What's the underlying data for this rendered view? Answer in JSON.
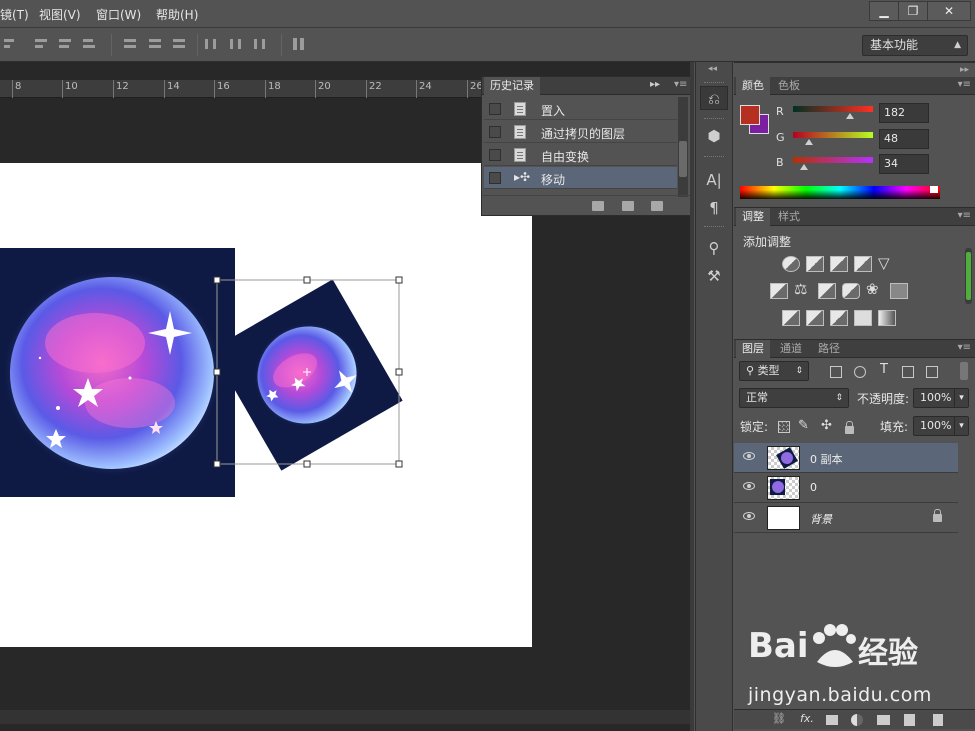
{
  "menu": {
    "items": [
      "镜(T)",
      "视图(V)",
      "窗口(W)",
      "帮助(H)"
    ]
  },
  "window_controls": {
    "minimize": "▁",
    "restore": "❐",
    "close": "✕"
  },
  "options_bar": {
    "workspace": "基本功能"
  },
  "ruler": {
    "labels": [
      "8",
      "10",
      "12",
      "14",
      "16",
      "18",
      "20",
      "22",
      "24",
      "26"
    ]
  },
  "history_panel": {
    "tab": "历史记录",
    "items": [
      {
        "label": "置入",
        "selected": false
      },
      {
        "label": "通过拷贝的图层",
        "selected": false
      },
      {
        "label": "自由变换",
        "selected": false
      },
      {
        "label": "移动",
        "selected": true
      }
    ]
  },
  "color_panel": {
    "tabs": [
      "颜色",
      "色板"
    ],
    "foreground": "#b63022",
    "background": "#7a1fa0",
    "channels": [
      {
        "name": "R",
        "value": "182"
      },
      {
        "name": "G",
        "value": "48"
      },
      {
        "name": "B",
        "value": "34"
      }
    ]
  },
  "adjustments_panel": {
    "tabs": [
      "调整",
      "样式"
    ],
    "title": "添加调整"
  },
  "layers_panel": {
    "tabs": [
      "图层",
      "通道",
      "路径"
    ],
    "filter": "类型",
    "blend_mode": "正常",
    "opacity_label": "不透明度:",
    "opacity_value": "100%",
    "lock_label": "锁定:",
    "fill_label": "填充:",
    "fill_value": "100%",
    "layers": [
      {
        "name": "0 副本",
        "selected": true,
        "locked": false
      },
      {
        "name": "0",
        "selected": false,
        "locked": false
      },
      {
        "name": "背景",
        "selected": false,
        "locked": true
      }
    ],
    "footer_fx": "fx."
  },
  "watermark": {
    "brand_left": "Bai",
    "brand_right": "经验",
    "url": "jingyan.baidu.com"
  }
}
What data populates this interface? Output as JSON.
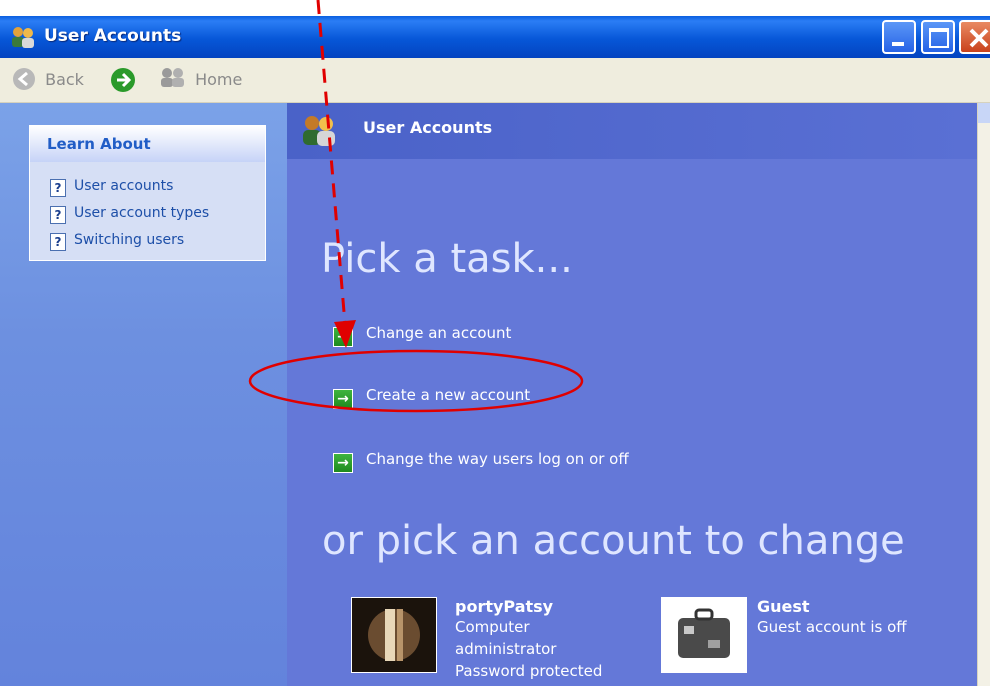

□ □ □

▸ TASK STATEMENT:
Show each line holding the word "What".

▸ SOLUTION TO THIS PROBLEM:
What's the underlying data for this rendered view? Answer in JSON.
What data populates this interface? Output as JSON.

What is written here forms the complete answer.